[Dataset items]
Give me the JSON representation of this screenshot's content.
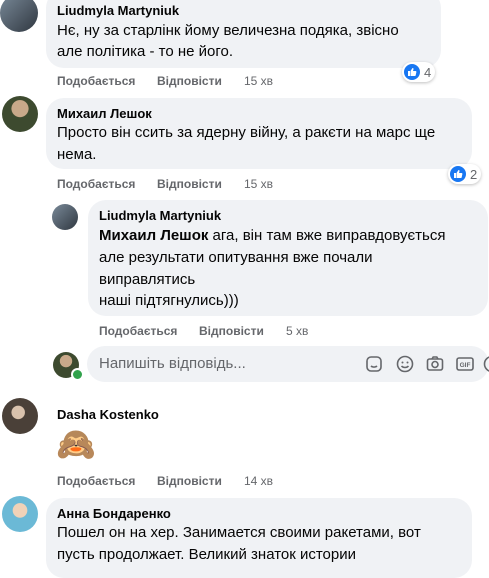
{
  "comments": [
    {
      "author": "Liudmyla Martyniuk",
      "lines": [
        "Нє, ну за старлінк йому величезна подяка, звісно",
        "але політика - то не його."
      ],
      "like_label": "Подобається",
      "reply_label": "Відповісти",
      "time": "15 хв",
      "reactions": "4"
    },
    {
      "author": "Михаил Лешок",
      "lines": [
        "Просто він ссить за ядерну війну, а ракєти на марс ще",
        "нема."
      ],
      "like_label": "Подобається",
      "reply_label": "Відповісти",
      "time": "15 хв",
      "reactions": "2"
    },
    {
      "author": "Liudmyla Martyniuk",
      "mention": "Михаил Лешок",
      "lines": [
        " ага, він там вже виправдовується",
        "але результати опитування вже почали",
        "виправлятись",
        "наші підтягнулись)))"
      ],
      "like_label": "Подобається",
      "reply_label": "Відповісти",
      "time": "5 хв"
    },
    {
      "author": "Dasha Kostenko",
      "emoji": "🙈",
      "like_label": "Подобається",
      "reply_label": "Відповісти",
      "time": "14 хв"
    },
    {
      "author": "Анна Бондаренко",
      "lines": [
        "Пошел он на хер. Занимается своими ракетами, вот",
        "пусть продолжает. Великий знаток истории"
      ]
    }
  ],
  "reply_input": {
    "placeholder": "Напишіть відповідь..."
  },
  "icons": [
    "sticker-icon",
    "emoji-icon",
    "camera-icon",
    "gif-icon",
    "sticker-smile-icon"
  ],
  "colors": {
    "bubble": "#f0f2f5",
    "meta": "#65676b",
    "like": "#1877f2",
    "online": "#31a24c"
  }
}
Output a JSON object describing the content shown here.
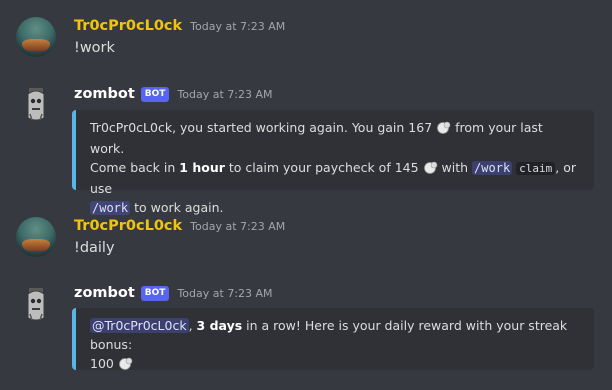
{
  "messages": [
    {
      "author": "Tr0cPr0cL0ck",
      "timestamp": "Today at 7:23 AM",
      "text": "!work"
    },
    {
      "author": "zombot",
      "badge": "BOT",
      "timestamp": "Today at 7:23 AM",
      "embed": {
        "line1_a": "Tr0cPr0cL0ck, you started working again. You gain 167",
        "line1_b": "from your last work.",
        "line2_a": "Come back in",
        "line2_bold": "1 hour",
        "line2_b": "to claim your paycheck of 145",
        "line2_c": "with",
        "cmd1": "/work",
        "code1": "claim",
        "line2_d": ", or use",
        "cmd2": "/work",
        "line3": "to work again."
      }
    },
    {
      "author": "Tr0cPr0cL0ck",
      "timestamp": "Today at 7:23 AM",
      "text": "!daily"
    },
    {
      "author": "zombot",
      "badge": "BOT",
      "timestamp": "Today at 7:23 AM",
      "embed": {
        "mention": "@Tr0cPr0cL0ck",
        "sep": ",",
        "bold": "3 days",
        "rest": "in a row! Here is your daily reward with your streak bonus:",
        "amount": "100"
      }
    }
  ],
  "colors": {
    "background": "#36393f",
    "user_name": "#f1c40f",
    "bot_badge": "#5865f2",
    "embed_border": "#59b5e6",
    "embed_bg": "#2f3136"
  },
  "icons": {
    "coin": "coin-icon",
    "user_avatar": "user-avatar",
    "bot_avatar": "zombie-avatar"
  }
}
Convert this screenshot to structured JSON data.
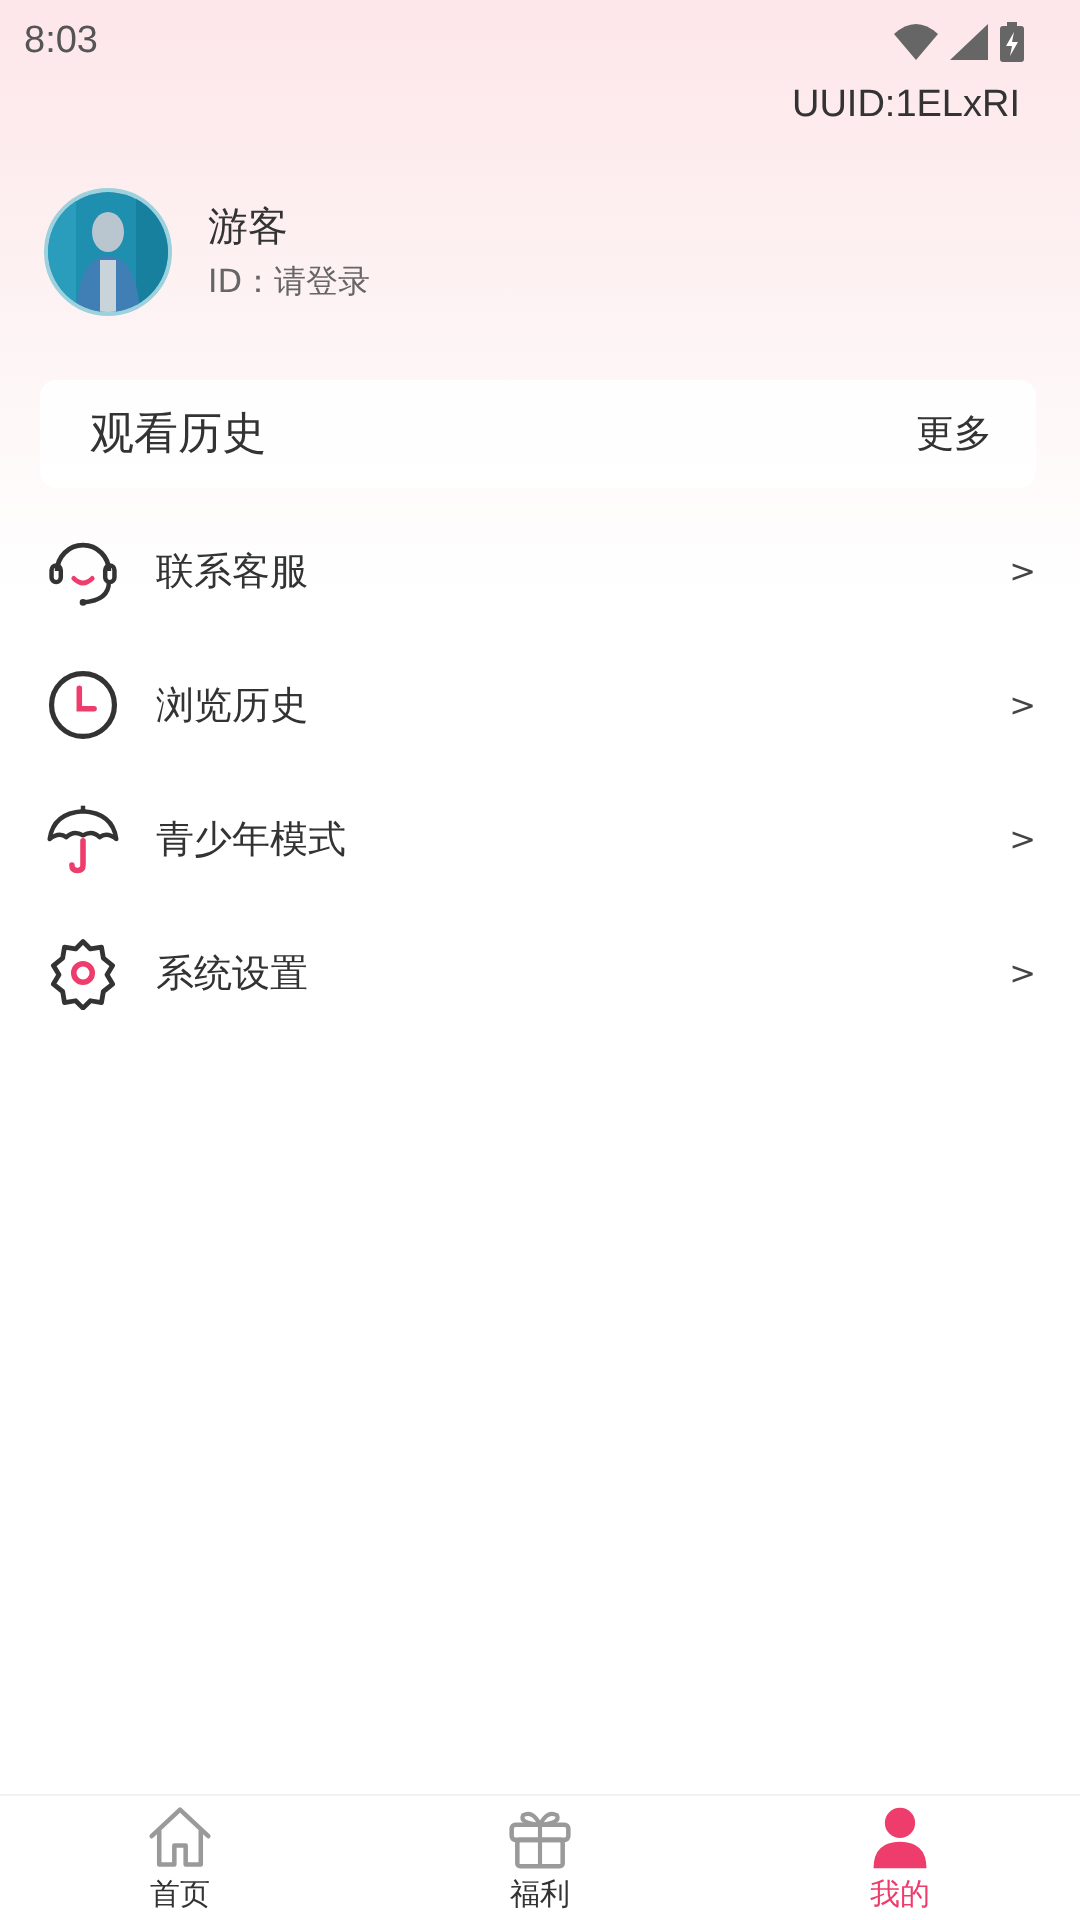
{
  "status_bar": {
    "time": "8:03"
  },
  "uuid": "UUID:1ELxRI",
  "profile": {
    "name": "游客",
    "id_text": "ID：请登录"
  },
  "history_card": {
    "title": "观看历史",
    "more": "更多"
  },
  "menu": [
    {
      "kind": "headset",
      "label": "联系客服",
      "arrow": ">"
    },
    {
      "kind": "clock",
      "label": "浏览历史",
      "arrow": ">"
    },
    {
      "kind": "umbrella",
      "label": "青少年模式",
      "arrow": ">"
    },
    {
      "kind": "gear",
      "label": "系统设置",
      "arrow": ">"
    }
  ],
  "tabs": [
    {
      "kind": "home",
      "label": "首页",
      "selected": false
    },
    {
      "kind": "gift",
      "label": "福利",
      "selected": false
    },
    {
      "kind": "person",
      "label": "我的",
      "selected": true
    }
  ]
}
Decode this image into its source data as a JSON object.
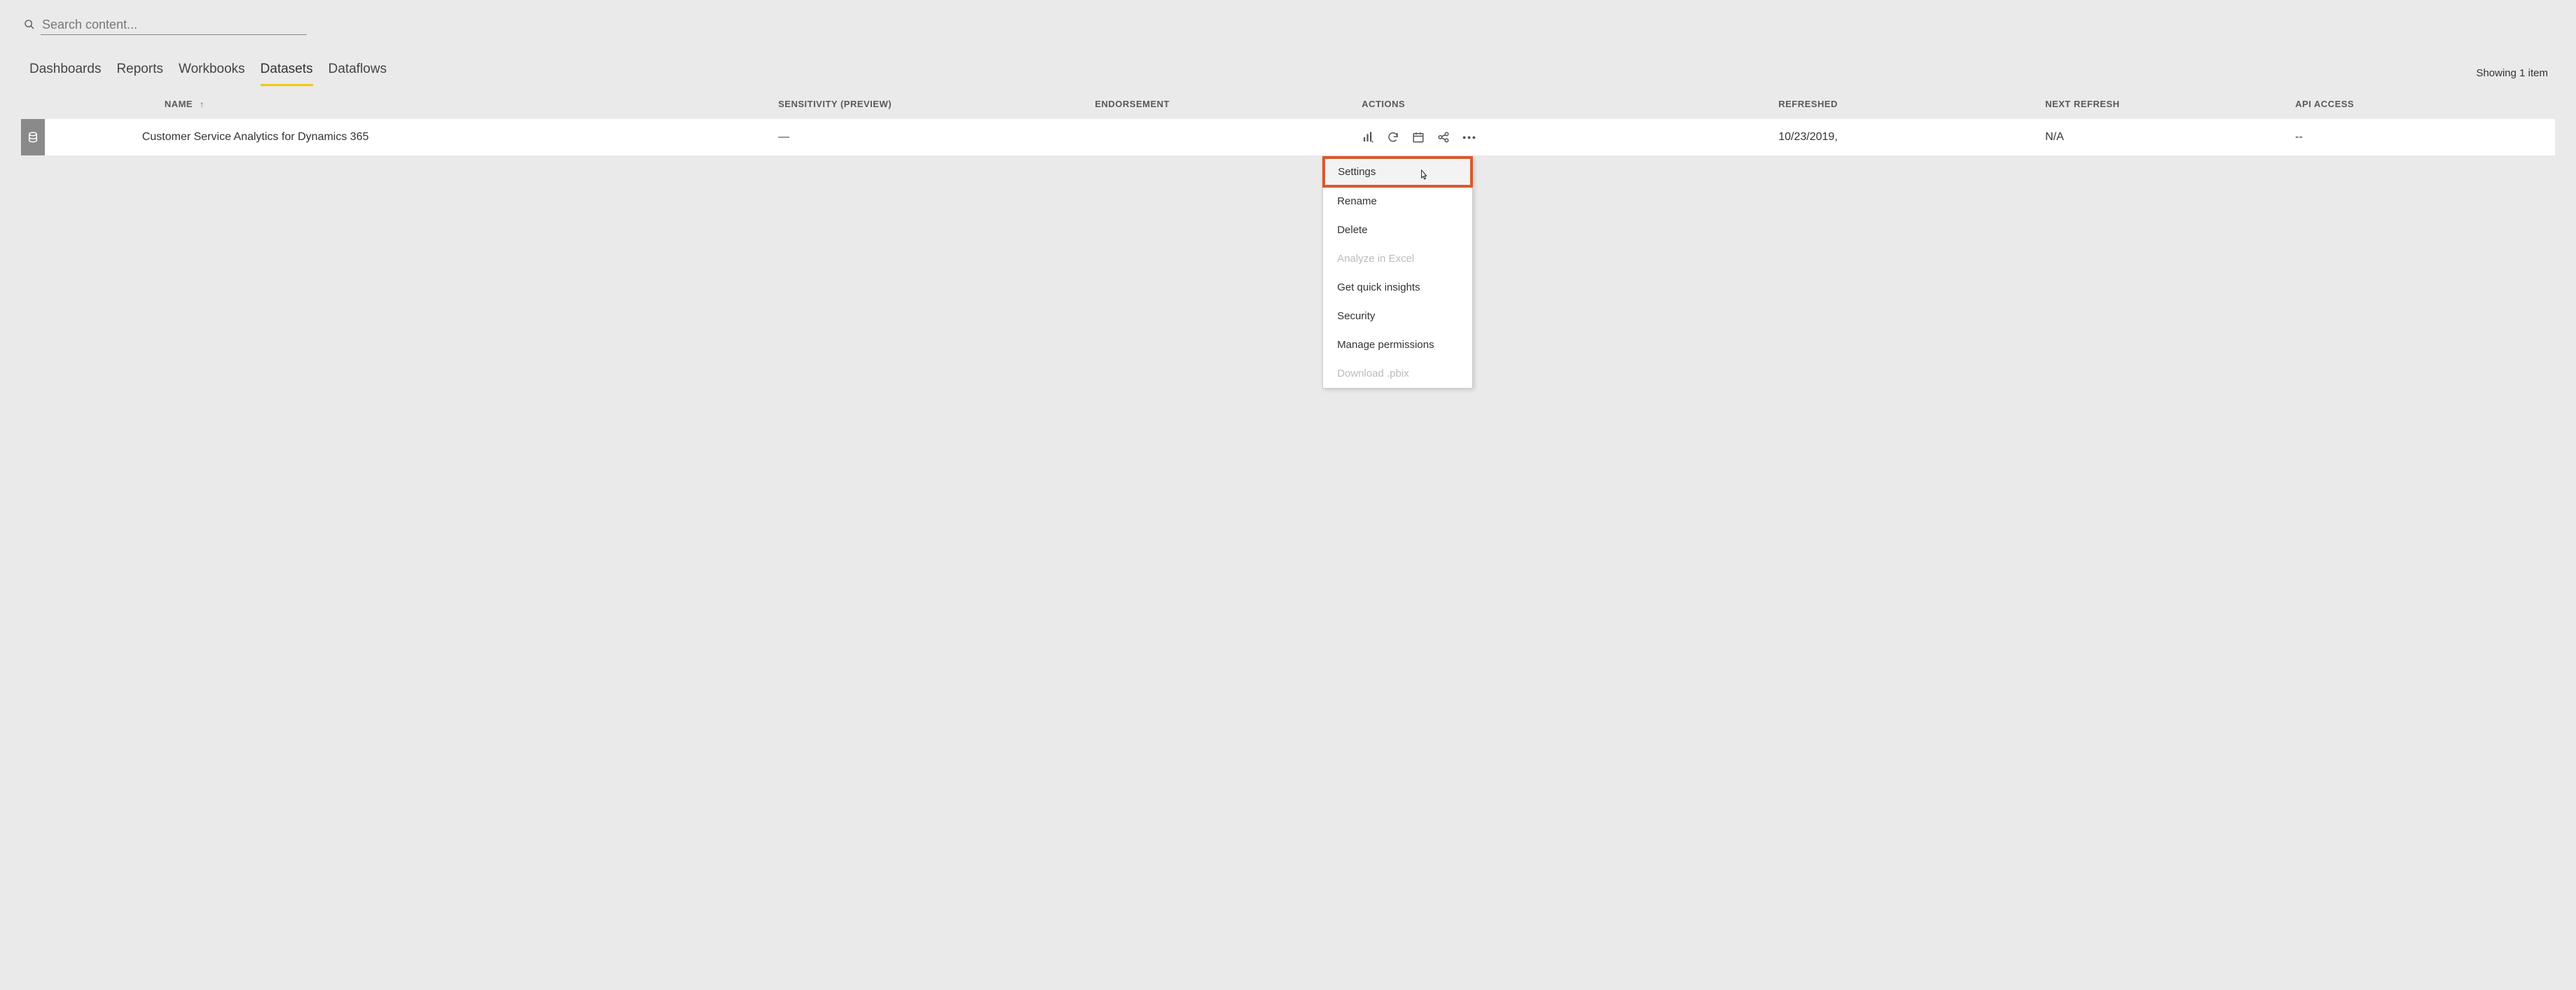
{
  "search": {
    "placeholder": "Search content..."
  },
  "tabs": {
    "items": [
      {
        "label": "Dashboards"
      },
      {
        "label": "Reports"
      },
      {
        "label": "Workbooks"
      },
      {
        "label": "Datasets"
      },
      {
        "label": "Dataflows"
      }
    ],
    "active_index": 3
  },
  "item_count": "Showing 1 item",
  "columns": {
    "name": "NAME",
    "sensitivity": "SENSITIVITY (preview)",
    "endorsement": "ENDORSEMENT",
    "actions": "ACTIONS",
    "refreshed": "REFRESHED",
    "next_refresh": "NEXT REFRESH",
    "api_access": "API ACCESS",
    "sort_arrow": "↑"
  },
  "rows": [
    {
      "name": "Customer Service Analytics for Dynamics 365",
      "sensitivity": "—",
      "endorsement": "",
      "refreshed": "10/23/2019,",
      "next_refresh": "N/A",
      "api_access": "--"
    }
  ],
  "dropdown": {
    "items": [
      {
        "label": "Settings",
        "disabled": false,
        "highlighted": true
      },
      {
        "label": "Rename",
        "disabled": false
      },
      {
        "label": "Delete",
        "disabled": false
      },
      {
        "label": "Analyze in Excel",
        "disabled": true
      },
      {
        "label": "Get quick insights",
        "disabled": false
      },
      {
        "label": "Security",
        "disabled": false
      },
      {
        "label": "Manage permissions",
        "disabled": false
      },
      {
        "label": "Download .pbix",
        "disabled": true
      }
    ]
  }
}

- [Task to complete]:
Print each of the records above exactly as written, leaving no picture in the copy.

- [Exercise solution]:
Give me the JSON representation of this screenshot's content.
{
  "comments": [
    {
      "author": "Liudmyla Martyniuk",
      "lines": [
        "Нє, ну за старлінк йому величезна подяка, звісно",
        "але політика - то не його."
      ],
      "like_label": "Подобається",
      "reply_label": "Відповісти",
      "time": "15 хв",
      "reactions": "4"
    },
    {
      "author": "Михаил Лешок",
      "lines": [
        "Просто він ссить за ядерну війну, а ракєти на марс ще",
        "нема."
      ],
      "like_label": "Подобається",
      "reply_label": "Відповісти",
      "time": "15 хв",
      "reactions": "2"
    },
    {
      "author": "Liudmyla Martyniuk",
      "mention": "Михаил Лешок",
      "lines": [
        " ага, він там вже виправдовується",
        "але результати опитування вже почали",
        "виправлятись",
        "наші підтягнулись)))"
      ],
      "like_label": "Подобається",
      "reply_label": "Відповісти",
      "time": "5 хв"
    },
    {
      "author": "Dasha Kostenko",
      "emoji": "🙈",
      "like_label": "Подобається",
      "reply_label": "Відповісти",
      "time": "14 хв"
    },
    {
      "author": "Анна Бондаренко",
      "lines": [
        "Пошел он на хер. Занимается своими ракетами, вот",
        "пусть продолжает. Великий знаток истории"
      ]
    }
  ],
  "reply_input": {
    "placeholder": "Напишіть відповідь..."
  },
  "icons": [
    "sticker-icon",
    "emoji-icon",
    "camera-icon",
    "gif-icon",
    "sticker-smile-icon"
  ],
  "colors": {
    "bubble": "#f0f2f5",
    "meta": "#65676b",
    "like": "#1877f2",
    "online": "#31a24c"
  }
}
Output a JSON object describing the content shown here.
{
  "messages": [
    {
      "author": "Tr0cPr0cL0ck",
      "timestamp": "Today at 7:23 AM",
      "text": "!work"
    },
    {
      "author": "zombot",
      "badge": "BOT",
      "timestamp": "Today at 7:23 AM",
      "embed": {
        "line1_a": "Tr0cPr0cL0ck, you started working again. You gain 167",
        "line1_b": "from your last work.",
        "line2_a": "Come back in",
        "line2_bold": "1 hour",
        "line2_b": "to claim your paycheck of 145",
        "line2_c": "with",
        "cmd1": "/work",
        "code1": "claim",
        "line2_d": ", or use",
        "cmd2": "/work",
        "line3": "to work again."
      }
    },
    {
      "author": "Tr0cPr0cL0ck",
      "timestamp": "Today at 7:23 AM",
      "text": "!daily"
    },
    {
      "author": "zombot",
      "badge": "BOT",
      "timestamp": "Today at 7:23 AM",
      "embed": {
        "mention": "@Tr0cPr0cL0ck",
        "sep": ",",
        "bold": "3 days",
        "rest": "in a row! Here is your daily reward with your streak bonus:",
        "amount": "100"
      }
    }
  ],
  "colors": {
    "background": "#36393f",
    "user_name": "#f1c40f",
    "bot_badge": "#5865f2",
    "embed_border": "#59b5e6",
    "embed_bg": "#2f3136"
  },
  "icons": {
    "coin": "coin-icon",
    "user_avatar": "user-avatar",
    "bot_avatar": "zombie-avatar"
  }
}
Convert this screenshot to structured JSON data.
{
  "status_bar": {
    "time": "8:03"
  },
  "uuid": "UUID:1ELxRI",
  "profile": {
    "name": "游客",
    "id_text": "ID：请登录"
  },
  "history_card": {
    "title": "观看历史",
    "more": "更多"
  },
  "menu": [
    {
      "kind": "headset",
      "label": "联系客服",
      "arrow": ">"
    },
    {
      "kind": "clock",
      "label": "浏览历史",
      "arrow": ">"
    },
    {
      "kind": "umbrella",
      "label": "青少年模式",
      "arrow": ">"
    },
    {
      "kind": "gear",
      "label": "系统设置",
      "arrow": ">"
    }
  ],
  "tabs": [
    {
      "kind": "home",
      "label": "首页",
      "selected": false
    },
    {
      "kind": "gift",
      "label": "福利",
      "selected": false
    },
    {
      "kind": "person",
      "label": "我的",
      "selected": true
    }
  ]
}
Decode this image into its source data as a JSON object.
{
  "search": {
    "placeholder": "Search content..."
  },
  "tabs": {
    "items": [
      {
        "label": "Dashboards"
      },
      {
        "label": "Reports"
      },
      {
        "label": "Workbooks"
      },
      {
        "label": "Datasets"
      },
      {
        "label": "Dataflows"
      }
    ],
    "active_index": 3
  },
  "item_count": "Showing 1 item",
  "columns": {
    "name": "NAME",
    "sensitivity": "SENSITIVITY (preview)",
    "endorsement": "ENDORSEMENT",
    "actions": "ACTIONS",
    "refreshed": "REFRESHED",
    "next_refresh": "NEXT REFRESH",
    "api_access": "API ACCESS",
    "sort_arrow": "↑"
  },
  "rows": [
    {
      "name": "Customer Service Analytics for Dynamics 365",
      "sensitivity": "—",
      "endorsement": "",
      "refreshed": "10/23/2019,",
      "next_refresh": "N/A",
      "api_access": "--"
    }
  ],
  "dropdown": {
    "items": [
      {
        "label": "Settings",
        "disabled": false,
        "highlighted": true
      },
      {
        "label": "Rename",
        "disabled": false
      },
      {
        "label": "Delete",
        "disabled": false
      },
      {
        "label": "Analyze in Excel",
        "disabled": true
      },
      {
        "label": "Get quick insights",
        "disabled": false
      },
      {
        "label": "Security",
        "disabled": false
      },
      {
        "label": "Manage permissions",
        "disabled": false
      },
      {
        "label": "Download .pbix",
        "disabled": true
      }
    ]
  }
}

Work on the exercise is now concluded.